GOAL: Give an exact transcription of every line, dropping the images.

EXCERPTED RECORDS:
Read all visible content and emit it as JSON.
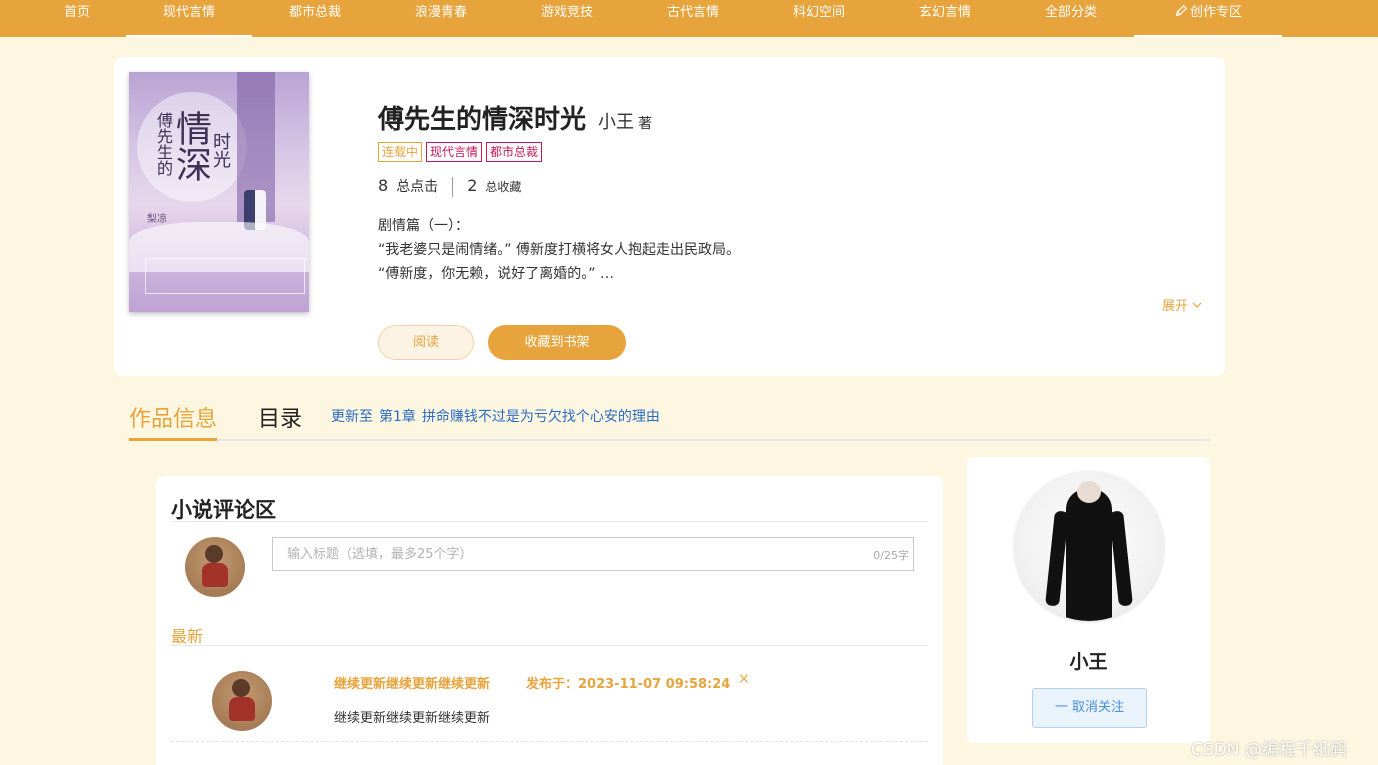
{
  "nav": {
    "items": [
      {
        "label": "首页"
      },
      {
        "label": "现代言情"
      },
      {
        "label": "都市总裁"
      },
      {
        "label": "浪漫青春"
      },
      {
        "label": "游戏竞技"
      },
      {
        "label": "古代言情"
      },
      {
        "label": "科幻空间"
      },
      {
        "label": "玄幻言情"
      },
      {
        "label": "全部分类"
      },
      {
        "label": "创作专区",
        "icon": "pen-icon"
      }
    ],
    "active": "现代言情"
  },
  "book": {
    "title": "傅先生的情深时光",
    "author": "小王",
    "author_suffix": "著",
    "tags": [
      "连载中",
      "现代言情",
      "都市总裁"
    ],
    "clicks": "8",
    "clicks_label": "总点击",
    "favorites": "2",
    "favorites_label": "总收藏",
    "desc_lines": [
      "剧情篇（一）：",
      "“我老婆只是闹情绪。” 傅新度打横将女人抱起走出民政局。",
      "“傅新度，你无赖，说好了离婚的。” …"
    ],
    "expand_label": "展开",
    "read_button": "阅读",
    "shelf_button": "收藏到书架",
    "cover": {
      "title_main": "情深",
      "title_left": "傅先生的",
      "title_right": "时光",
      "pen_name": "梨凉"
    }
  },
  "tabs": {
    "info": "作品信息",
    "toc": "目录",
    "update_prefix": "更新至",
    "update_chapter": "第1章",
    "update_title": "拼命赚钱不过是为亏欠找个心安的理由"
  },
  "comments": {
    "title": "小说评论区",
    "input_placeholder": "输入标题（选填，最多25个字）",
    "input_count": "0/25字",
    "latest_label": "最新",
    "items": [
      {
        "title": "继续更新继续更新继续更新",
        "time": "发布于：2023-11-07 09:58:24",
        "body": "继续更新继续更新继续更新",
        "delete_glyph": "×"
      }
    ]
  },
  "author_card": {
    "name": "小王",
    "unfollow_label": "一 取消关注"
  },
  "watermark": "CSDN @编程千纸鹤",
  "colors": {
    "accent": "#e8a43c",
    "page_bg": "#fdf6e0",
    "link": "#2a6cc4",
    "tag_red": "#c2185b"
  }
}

WRITTEN ANSWER:
Read all visible content and emit it as JSON.
{
  "nav": {
    "items": [
      {
        "label": "首页"
      },
      {
        "label": "现代言情"
      },
      {
        "label": "都市总裁"
      },
      {
        "label": "浪漫青春"
      },
      {
        "label": "游戏竞技"
      },
      {
        "label": "古代言情"
      },
      {
        "label": "科幻空间"
      },
      {
        "label": "玄幻言情"
      },
      {
        "label": "全部分类"
      },
      {
        "label": "创作专区",
        "icon": "pen-icon"
      }
    ],
    "active": "现代言情"
  },
  "book": {
    "title": "傅先生的情深时光",
    "author": "小王",
    "author_suffix": "著",
    "tags": [
      "连载中",
      "现代言情",
      "都市总裁"
    ],
    "clicks": "8",
    "clicks_label": "总点击",
    "favorites": "2",
    "favorites_label": "总收藏",
    "desc_lines": [
      "剧情篇（一）：",
      "“我老婆只是闹情绪。” 傅新度打横将女人抱起走出民政局。",
      "“傅新度，你无赖，说好了离婚的。” …"
    ],
    "expand_label": "展开",
    "read_button": "阅读",
    "shelf_button": "收藏到书架",
    "cover": {
      "title_main": "情深",
      "title_left": "傅先生的",
      "title_right": "时光",
      "pen_name": "梨凉"
    }
  },
  "tabs": {
    "info": "作品信息",
    "toc": "目录",
    "update_prefix": "更新至",
    "update_chapter": "第1章",
    "update_title": "拼命赚钱不过是为亏欠找个心安的理由"
  },
  "comments": {
    "title": "小说评论区",
    "input_placeholder": "输入标题（选填，最多25个字）",
    "input_count": "0/25字",
    "latest_label": "最新",
    "items": [
      {
        "title": "继续更新继续更新继续更新",
        "time": "发布于：2023-11-07 09:58:24",
        "body": "继续更新继续更新继续更新",
        "delete_glyph": "×"
      }
    ]
  },
  "author_card": {
    "name": "小王",
    "unfollow_label": "一 取消关注"
  },
  "watermark": "CSDN @编程千纸鹤",
  "colors": {
    "accent": "#e8a43c",
    "page_bg": "#fdf6e0",
    "link": "#2a6cc4",
    "tag_red": "#c2185b"
  }
}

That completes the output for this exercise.